What is asked -
Identify and reproduce every line holding the string "DJIA".

start Data shown

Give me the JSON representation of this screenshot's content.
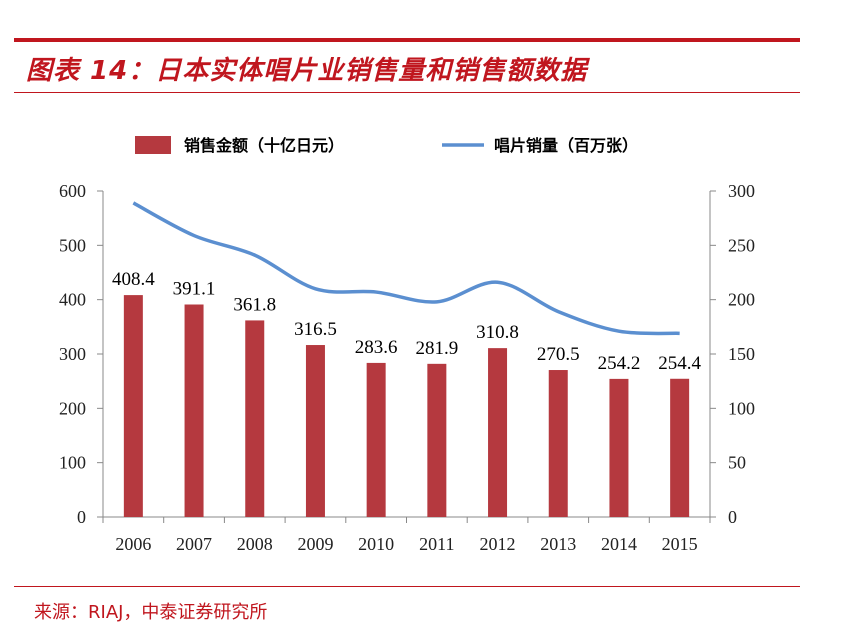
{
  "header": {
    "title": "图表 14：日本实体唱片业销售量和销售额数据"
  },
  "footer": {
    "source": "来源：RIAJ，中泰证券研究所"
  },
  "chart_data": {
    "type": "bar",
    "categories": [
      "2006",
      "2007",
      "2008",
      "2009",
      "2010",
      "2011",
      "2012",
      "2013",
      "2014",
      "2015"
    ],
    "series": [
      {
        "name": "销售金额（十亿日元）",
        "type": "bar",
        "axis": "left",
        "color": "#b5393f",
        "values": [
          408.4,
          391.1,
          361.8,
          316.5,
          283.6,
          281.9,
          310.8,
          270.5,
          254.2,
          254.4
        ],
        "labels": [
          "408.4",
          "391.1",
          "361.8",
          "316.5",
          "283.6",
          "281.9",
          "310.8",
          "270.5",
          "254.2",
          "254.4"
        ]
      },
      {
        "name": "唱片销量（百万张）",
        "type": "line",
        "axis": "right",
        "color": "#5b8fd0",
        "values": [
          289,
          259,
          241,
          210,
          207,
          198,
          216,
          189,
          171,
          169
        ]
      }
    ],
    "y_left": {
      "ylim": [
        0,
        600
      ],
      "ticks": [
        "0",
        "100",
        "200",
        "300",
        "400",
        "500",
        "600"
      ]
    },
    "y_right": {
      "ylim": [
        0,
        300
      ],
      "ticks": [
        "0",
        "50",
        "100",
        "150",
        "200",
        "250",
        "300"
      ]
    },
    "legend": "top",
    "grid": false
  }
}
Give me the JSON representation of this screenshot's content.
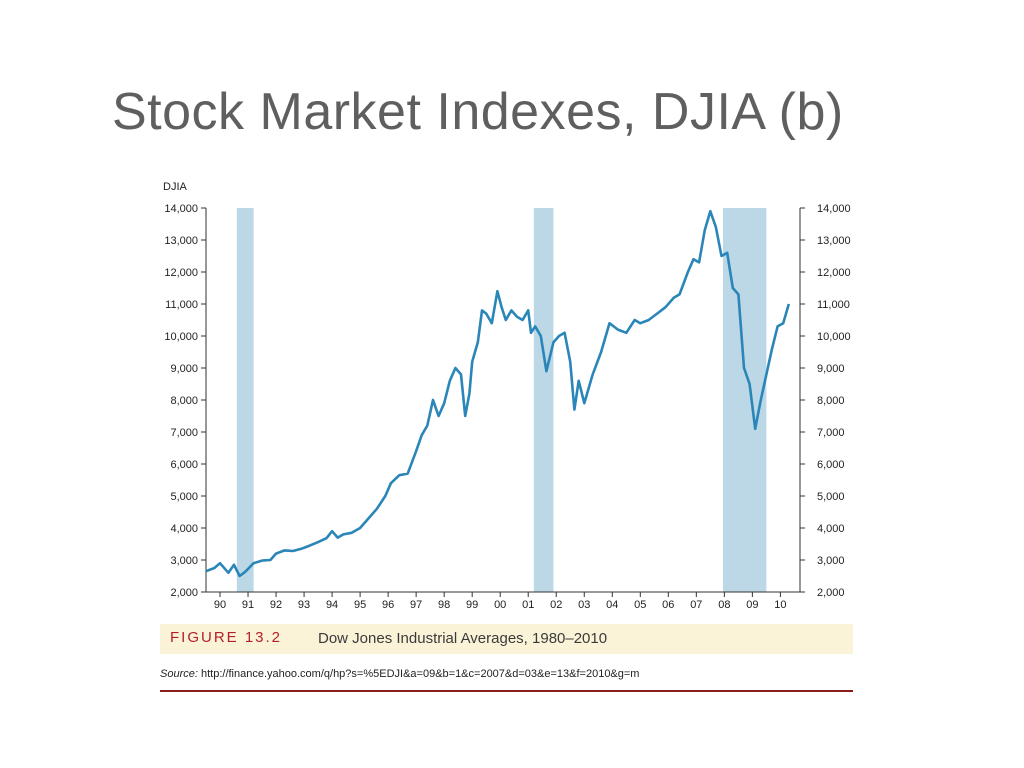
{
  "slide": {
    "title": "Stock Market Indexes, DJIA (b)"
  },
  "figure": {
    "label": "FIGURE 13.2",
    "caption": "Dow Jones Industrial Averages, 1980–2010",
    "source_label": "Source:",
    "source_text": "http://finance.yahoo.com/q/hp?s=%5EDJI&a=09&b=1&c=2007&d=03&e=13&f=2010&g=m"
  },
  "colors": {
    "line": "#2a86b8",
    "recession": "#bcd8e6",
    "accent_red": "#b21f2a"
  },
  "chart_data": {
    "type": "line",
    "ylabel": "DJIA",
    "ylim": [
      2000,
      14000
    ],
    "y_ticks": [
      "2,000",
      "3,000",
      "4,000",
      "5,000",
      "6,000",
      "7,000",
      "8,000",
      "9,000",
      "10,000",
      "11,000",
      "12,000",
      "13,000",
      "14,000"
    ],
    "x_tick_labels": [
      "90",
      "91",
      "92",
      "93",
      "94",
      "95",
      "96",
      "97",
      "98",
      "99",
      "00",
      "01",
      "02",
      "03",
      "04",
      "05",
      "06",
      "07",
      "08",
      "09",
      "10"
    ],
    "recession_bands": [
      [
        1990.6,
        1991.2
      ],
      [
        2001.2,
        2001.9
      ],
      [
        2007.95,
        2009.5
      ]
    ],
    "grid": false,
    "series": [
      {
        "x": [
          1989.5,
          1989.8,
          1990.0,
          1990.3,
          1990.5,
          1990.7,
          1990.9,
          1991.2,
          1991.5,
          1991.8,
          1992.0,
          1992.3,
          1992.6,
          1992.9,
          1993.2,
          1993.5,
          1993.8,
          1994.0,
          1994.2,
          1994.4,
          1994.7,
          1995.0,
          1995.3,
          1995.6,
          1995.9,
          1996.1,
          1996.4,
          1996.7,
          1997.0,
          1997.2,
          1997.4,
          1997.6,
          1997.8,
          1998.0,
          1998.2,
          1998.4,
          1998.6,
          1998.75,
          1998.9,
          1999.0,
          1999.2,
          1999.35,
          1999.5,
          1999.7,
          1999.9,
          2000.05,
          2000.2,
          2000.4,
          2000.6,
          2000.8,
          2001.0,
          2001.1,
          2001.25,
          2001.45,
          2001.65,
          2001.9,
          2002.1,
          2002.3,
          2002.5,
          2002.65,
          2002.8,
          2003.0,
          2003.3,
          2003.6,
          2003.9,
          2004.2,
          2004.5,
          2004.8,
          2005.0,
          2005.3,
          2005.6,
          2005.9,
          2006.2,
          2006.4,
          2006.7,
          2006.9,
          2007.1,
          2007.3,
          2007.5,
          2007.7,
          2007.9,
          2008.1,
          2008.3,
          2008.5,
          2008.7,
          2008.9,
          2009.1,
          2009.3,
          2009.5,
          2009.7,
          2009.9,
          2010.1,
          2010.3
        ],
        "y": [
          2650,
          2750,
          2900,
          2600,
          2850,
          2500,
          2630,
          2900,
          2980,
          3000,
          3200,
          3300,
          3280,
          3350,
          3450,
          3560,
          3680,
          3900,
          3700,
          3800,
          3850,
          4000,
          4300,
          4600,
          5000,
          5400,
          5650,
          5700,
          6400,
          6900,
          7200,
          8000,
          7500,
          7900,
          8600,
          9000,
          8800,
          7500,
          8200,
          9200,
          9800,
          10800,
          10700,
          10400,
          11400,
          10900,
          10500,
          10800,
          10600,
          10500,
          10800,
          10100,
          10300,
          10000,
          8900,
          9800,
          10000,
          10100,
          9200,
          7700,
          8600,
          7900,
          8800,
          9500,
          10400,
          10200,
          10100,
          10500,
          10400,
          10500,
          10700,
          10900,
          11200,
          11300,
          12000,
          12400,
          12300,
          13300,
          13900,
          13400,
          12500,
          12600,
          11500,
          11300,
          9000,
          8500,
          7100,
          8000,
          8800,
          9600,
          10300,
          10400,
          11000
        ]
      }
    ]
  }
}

end Data shown

Exercise output -
    "title": "Stock Market Indexes, DJIA (b)"
    "ylabel": "DJIA",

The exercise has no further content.